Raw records
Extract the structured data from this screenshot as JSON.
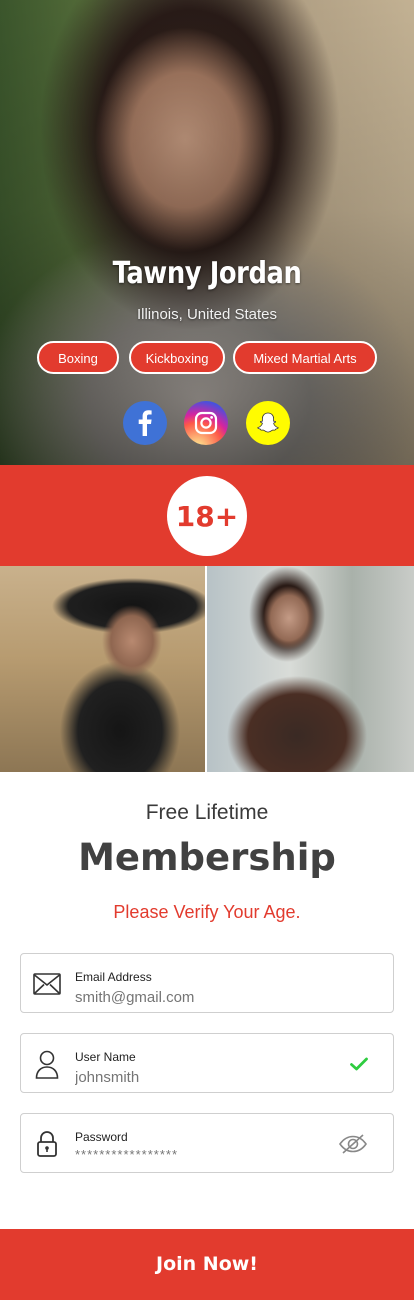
{
  "profile": {
    "name": "Tawny Jordan",
    "location": "Illinois, United States",
    "tags": [
      "Boxing",
      "Kickboxing",
      "Mixed Martial Arts"
    ],
    "social": [
      {
        "name": "facebook-icon",
        "color": "#3f72d6"
      },
      {
        "name": "instagram-icon",
        "color": "#d6249f"
      },
      {
        "name": "snapchat-icon",
        "color": "#fffc00"
      }
    ]
  },
  "age_badge": "18+",
  "membership": {
    "subtitle": "Free Lifetime",
    "title": "Membership",
    "prompt": "Please Verify Your Age."
  },
  "form": {
    "email": {
      "label": "Email Address",
      "placeholder": "smith@gmail.com",
      "icon": "envelope-icon"
    },
    "username": {
      "label": "User Name",
      "placeholder": "johnsmith",
      "icon": "user-icon",
      "status_icon": "checkmark-icon"
    },
    "password": {
      "label": "Password",
      "placeholder": "*****************",
      "icon": "lock-icon",
      "toggle_icon": "eye-slash-icon"
    }
  },
  "join_button": "Join Now!",
  "colors": {
    "accent": "#e23b2e",
    "success": "#2ecc40",
    "text_dark": "#414141"
  }
}
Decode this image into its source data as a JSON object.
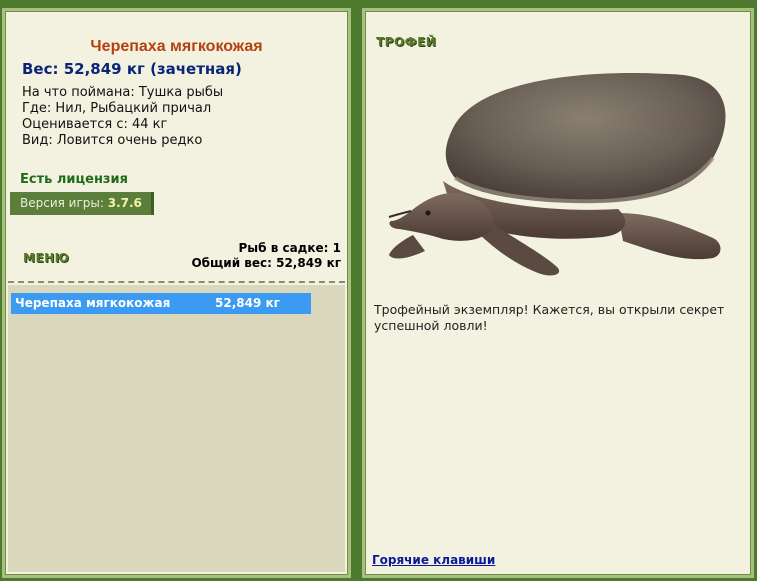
{
  "fish": {
    "title": "Черепаха мягкокожая",
    "weight": "Вес: 52,849 кг (зачетная)",
    "bait": "На что поймана: Тушка рыбы",
    "where": "Где: Нил, Рыбацкий причал",
    "value": "Оценивается с: 44 кг",
    "rarity": "Вид: Ловится очень редко"
  },
  "license": "Есть лицензия",
  "version": {
    "label": "Версия игры:",
    "number": "3.7.6"
  },
  "menu_label": "МЕНЮ",
  "stats": {
    "count": "Рыб в садке: 1",
    "total": "Общий вес: 52,849 кг"
  },
  "catch_list": [
    {
      "name": "Черепаха мягкокожая",
      "weight": "52,849 кг"
    }
  ],
  "trophy": {
    "label": "ТРОФЕЙ",
    "text": "Трофейный экземпляр! Кажется, вы открыли секрет успешной ловли!"
  },
  "hotkeys": "Горячие клавиши",
  "colors": {
    "background": "#4e7a2e",
    "panel": "#f3f2e1",
    "title": "#b5410f",
    "selected_row": "#3b9bf2"
  }
}
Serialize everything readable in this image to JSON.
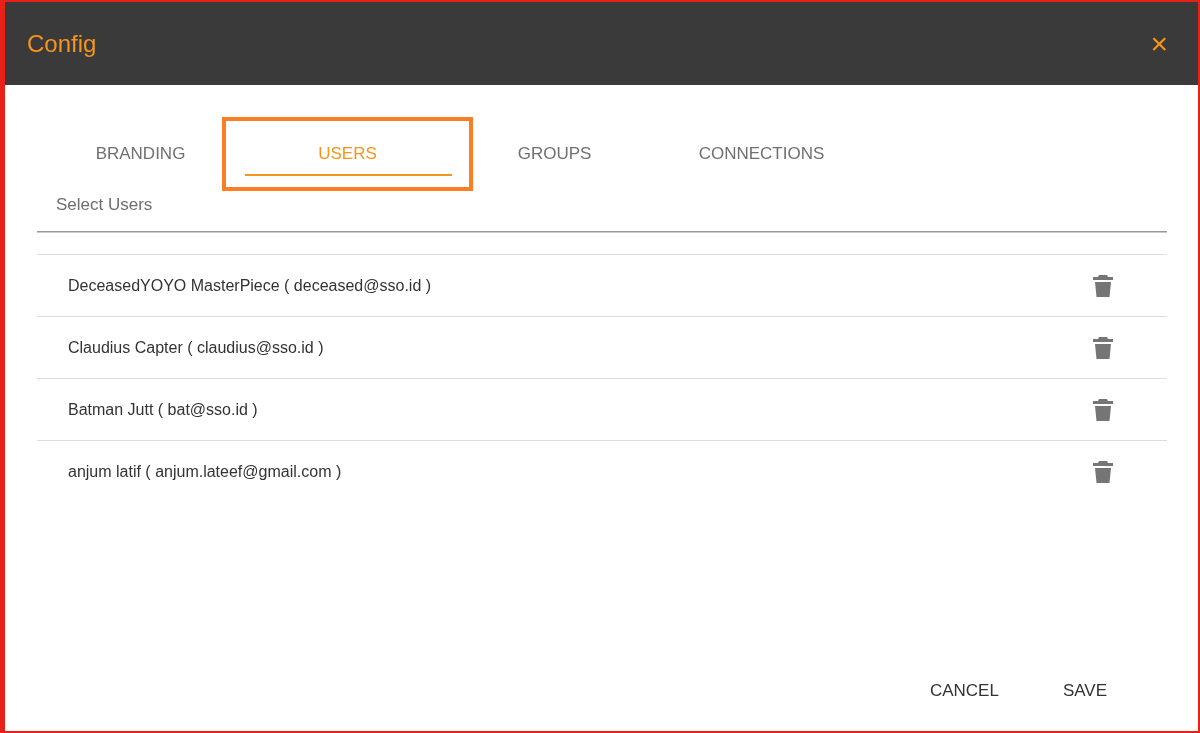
{
  "window": {
    "title": "Config",
    "close": "×"
  },
  "tabs": [
    {
      "label": "BRANDING",
      "selected": false
    },
    {
      "label": "USERS",
      "selected": true
    },
    {
      "label": "GROUPS",
      "selected": false
    },
    {
      "label": "CONNECTIONS",
      "selected": false
    }
  ],
  "search": {
    "placeholder": "Select Users"
  },
  "users": [
    {
      "label": "DeceasedYOYO MasterPiece ( deceased@sso.id )"
    },
    {
      "label": "Claudius Capter ( claudius@sso.id )"
    },
    {
      "label": "Batman Jutt ( bat@sso.id )"
    },
    {
      "label": "anjum latif ( anjum.lateef@gmail.com )"
    }
  ],
  "buttons": [
    "CANCEL",
    "SAVE"
  ]
}
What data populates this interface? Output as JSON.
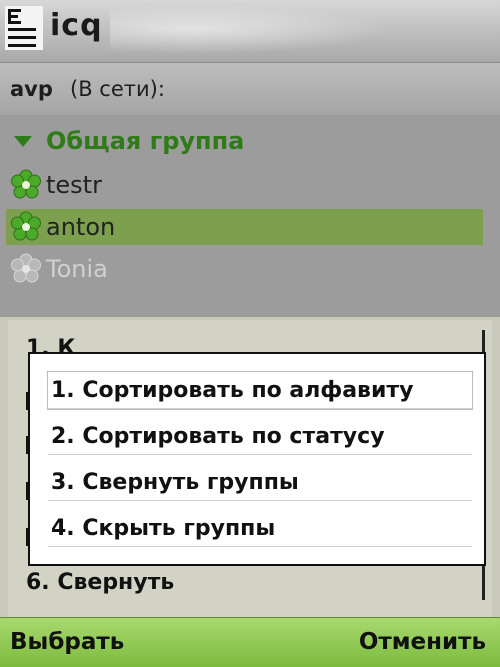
{
  "title_bar": {
    "app_name": "icq",
    "app_icon": "menu-list-icon"
  },
  "status": {
    "username": "avp",
    "state": "(В сети):"
  },
  "contact_list": {
    "group": {
      "name": "Общая группа",
      "expanded": true
    },
    "contacts": [
      {
        "name": "testr",
        "status": "online",
        "icon": "icq-flower-online-icon"
      },
      {
        "name": "anton",
        "status": "online",
        "selected": true,
        "icon": "icq-flower-online-icon"
      },
      {
        "name": "Tonia",
        "status": "offline",
        "icon": "icq-flower-offline-icon"
      }
    ]
  },
  "background_menu": {
    "top_item": "1. К",
    "bottom_item": "6. Свернуть"
  },
  "popup_menu": {
    "items": [
      {
        "label": "1. Сортировать по алфавиту",
        "selected": true
      },
      {
        "label": "2. Сортировать по статусу"
      },
      {
        "label": "3. Свернуть группы"
      },
      {
        "label": "4. Скрыть группы"
      }
    ]
  },
  "softkeys": {
    "left": "Выбрать",
    "right": "Отменить"
  },
  "colors": {
    "accent_green": "#2e7b17",
    "selection_green": "#7da04e",
    "softkey_green": "#8fca52"
  }
}
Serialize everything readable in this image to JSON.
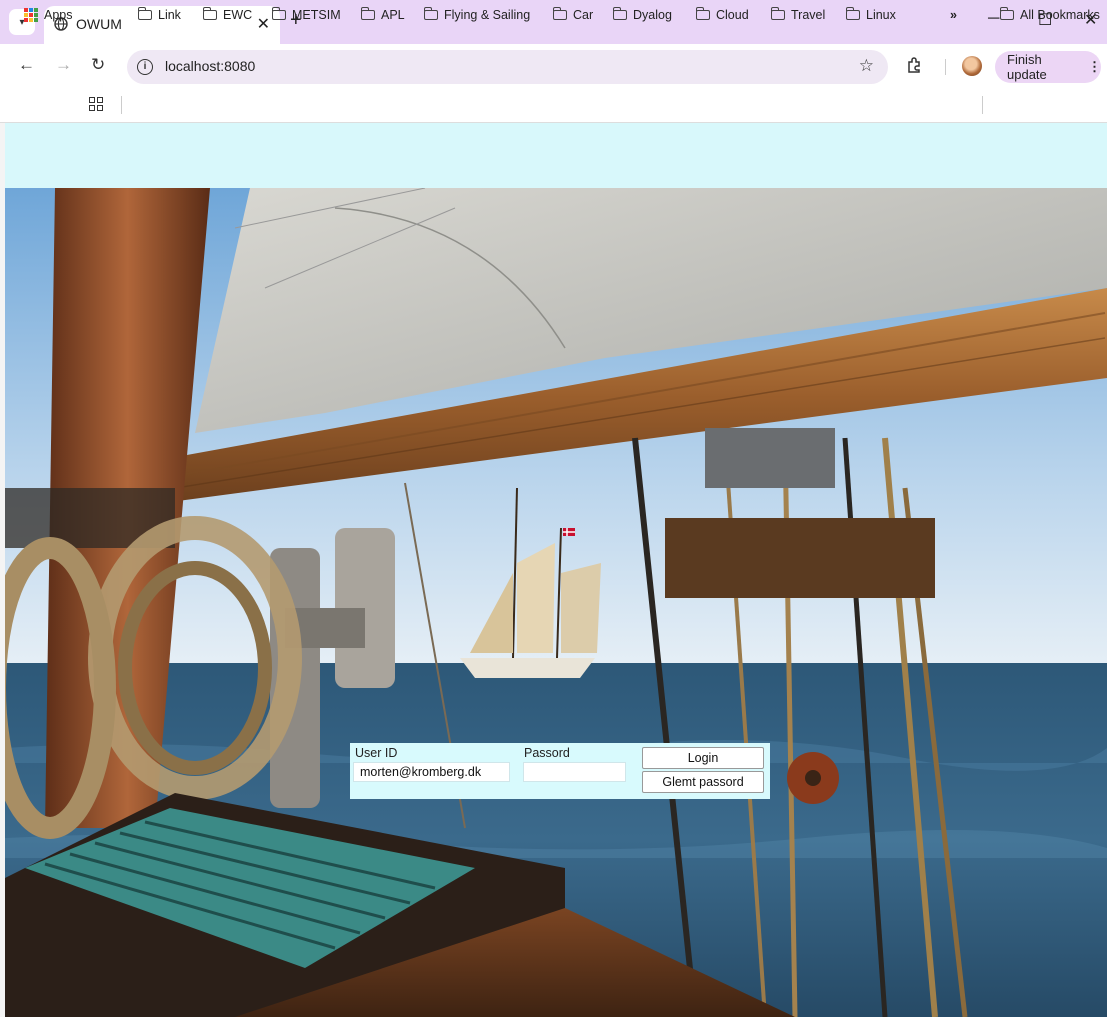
{
  "browser": {
    "tab_title": "OWUM",
    "url": "localhost:8080",
    "finish_update_label": "Finish update",
    "bookmarks": [
      "Apps",
      "Link",
      "EWC",
      "METSIM",
      "APL",
      "Flying & Sailing",
      "Car",
      "Dyalog",
      "Cloud",
      "Travel",
      "Linux"
    ],
    "overflow_label": "»",
    "all_bookmarks_label": "All Bookmarks"
  },
  "login": {
    "user_id_label": "User ID",
    "user_id_value": "morten@kromberg.dk",
    "password_label": "Passord",
    "password_value": "",
    "login_button": "Login",
    "forgot_button": "Glemt passord"
  },
  "colors": {
    "titlebar": "#e9d5f7",
    "page_background": "#d8f8fb",
    "login_panel": "#d8fafd"
  }
}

--- Aim of the task ---
Will you set down the records word for word while leaving out every picture?

--- Answer for the task ---
Extract the structured data from this screenshot as JSON.
{
  "profile": {
    "name": "Tawny Jordan",
    "location": "Illinois, United States",
    "tags": [
      "Boxing",
      "Kickboxing",
      "Mixed Martial Arts"
    ],
    "social": [
      {
        "name": "facebook-icon",
        "color": "#3f72d6"
      },
      {
        "name": "instagram-icon",
        "color": "#d6249f"
      },
      {
        "name": "snapchat-icon",
        "color": "#fffc00"
      }
    ]
  },
  "age_badge": "18+",
  "membership": {
    "subtitle": "Free Lifetime",
    "title": "Membership",
    "prompt": "Please Verify Your Age."
  },
  "form": {
    "email": {
      "label": "Email Address",
      "placeholder": "smith@gmail.com",
      "icon": "envelope-icon"
    },
    "username": {
      "label": "User Name",
      "placeholder": "johnsmith",
      "icon": "user-icon",
      "status_icon": "checkmark-icon"
    },
    "password": {
      "label": "Password",
      "placeholder": "*****************",
      "icon": "lock-icon",
      "toggle_icon": "eye-slash-icon"
    }
  },
  "join_button": "Join Now!",
  "colors": {
    "accent": "#e23b2e",
    "success": "#2ecc40",
    "text_dark": "#414141"
  }
}
Decode this image into its source data as a JSON object.
{
  "fish": {
    "title": "Черепаха мягкокожая",
    "weight": "Вес: 52,849 кг (зачетная)",
    "bait": "На что поймана: Тушка рыбы",
    "where": "Где: Нил, Рыбацкий причал",
    "value": "Оценивается с: 44 кг",
    "rarity": "Вид: Ловится очень редко"
  },
  "license": "Есть лицензия",
  "version": {
    "label": "Версия игры:",
    "number": "3.7.6"
  },
  "menu_label": "МЕНЮ",
  "stats": {
    "count": "Рыб в садке: 1",
    "total": "Общий вес: 52,849 кг"
  },
  "catch_list": [
    {
      "name": "Черепаха мягкокожая",
      "weight": "52,849 кг"
    }
  ],
  "trophy": {
    "label": "ТРОФЕЙ",
    "text": "Трофейный экземпляр! Кажется, вы открыли секрет успешной ловли!"
  },
  "hotkeys": "Горячие клавиши",
  "colors": {
    "background": "#4e7a2e",
    "panel": "#f3f2e1",
    "title": "#b5410f",
    "selected_row": "#3b9bf2"
  }
}
Serialize everything readable in this image to JSON.
{
  "window": {
    "title": "Config",
    "close": "×"
  },
  "tabs": [
    {
      "label": "BRANDING",
      "selected": false
    },
    {
      "label": "USERS",
      "selected": true
    },
    {
      "label": "GROUPS",
      "selected": false
    },
    {
      "label": "CONNECTIONS",
      "selected": false
    }
  ],
  "search": {
    "placeholder": "Select Users"
  },
  "users": [
    {
      "label": "DeceasedYOYO MasterPiece ( deceased@sso.id )"
    },
    {
      "label": "Claudius Capter ( claudius@sso.id )"
    },
    {
      "label": "Batman Jutt ( bat@sso.id )"
    },
    {
      "label": "anjum latif ( anjum.lateef@gmail.com )"
    }
  ],
  "buttons": [
    "CANCEL",
    "SAVE"
  ]
}
What data populates this interface? Output as JSON.
{
  "title_bar": {
    "app_name": "icq",
    "app_icon": "menu-list-icon"
  },
  "status": {
    "username": "avp",
    "state": "(В сети):"
  },
  "contact_list": {
    "group": {
      "name": "Общая группа",
      "expanded": true
    },
    "contacts": [
      {
        "name": "testr",
        "status": "online",
        "icon": "icq-flower-online-icon"
      },
      {
        "name": "anton",
        "status": "online",
        "selected": true,
        "icon": "icq-flower-online-icon"
      },
      {
        "name": "Tonia",
        "status": "offline",
        "icon": "icq-flower-offline-icon"
      }
    ]
  },
  "background_menu": {
    "top_item": "1. К",
    "bottom_item": "6. Свернуть"
  },
  "popup_menu": {
    "items": [
      {
        "label": "1. Сортировать по алфавиту",
        "selected": true
      },
      {
        "label": "2. Сортировать по статусу"
      },
      {
        "label": "3. Свернуть группы"
      },
      {
        "label": "4. Скрыть группы"
      }
    ]
  },
  "softkeys": {
    "left": "Выбрать",
    "right": "Отменить"
  },
  "colors": {
    "accent_green": "#2e7b17",
    "selection_green": "#7da04e",
    "softkey_green": "#8fca52"
  }
}
Serialize everything readable in this image to JSON.
{
  "browser": {
    "tab_title": "OWUM",
    "url": "localhost:8080",
    "finish_update_label": "Finish update",
    "bookmarks": [
      "Apps",
      "Link",
      "EWC",
      "METSIM",
      "APL",
      "Flying & Sailing",
      "Car",
      "Dyalog",
      "Cloud",
      "Travel",
      "Linux"
    ],
    "overflow_label": "»",
    "all_bookmarks_label": "All Bookmarks"
  },
  "login": {
    "user_id_label": "User ID",
    "user_id_value": "morten@kromberg.dk",
    "password_label": "Passord",
    "password_value": "",
    "login_button": "Login",
    "forgot_button": "Glemt passord"
  },
  "colors": {
    "titlebar": "#e9d5f7",
    "page_background": "#d8f8fb",
    "login_panel": "#d8fafd"
  }
}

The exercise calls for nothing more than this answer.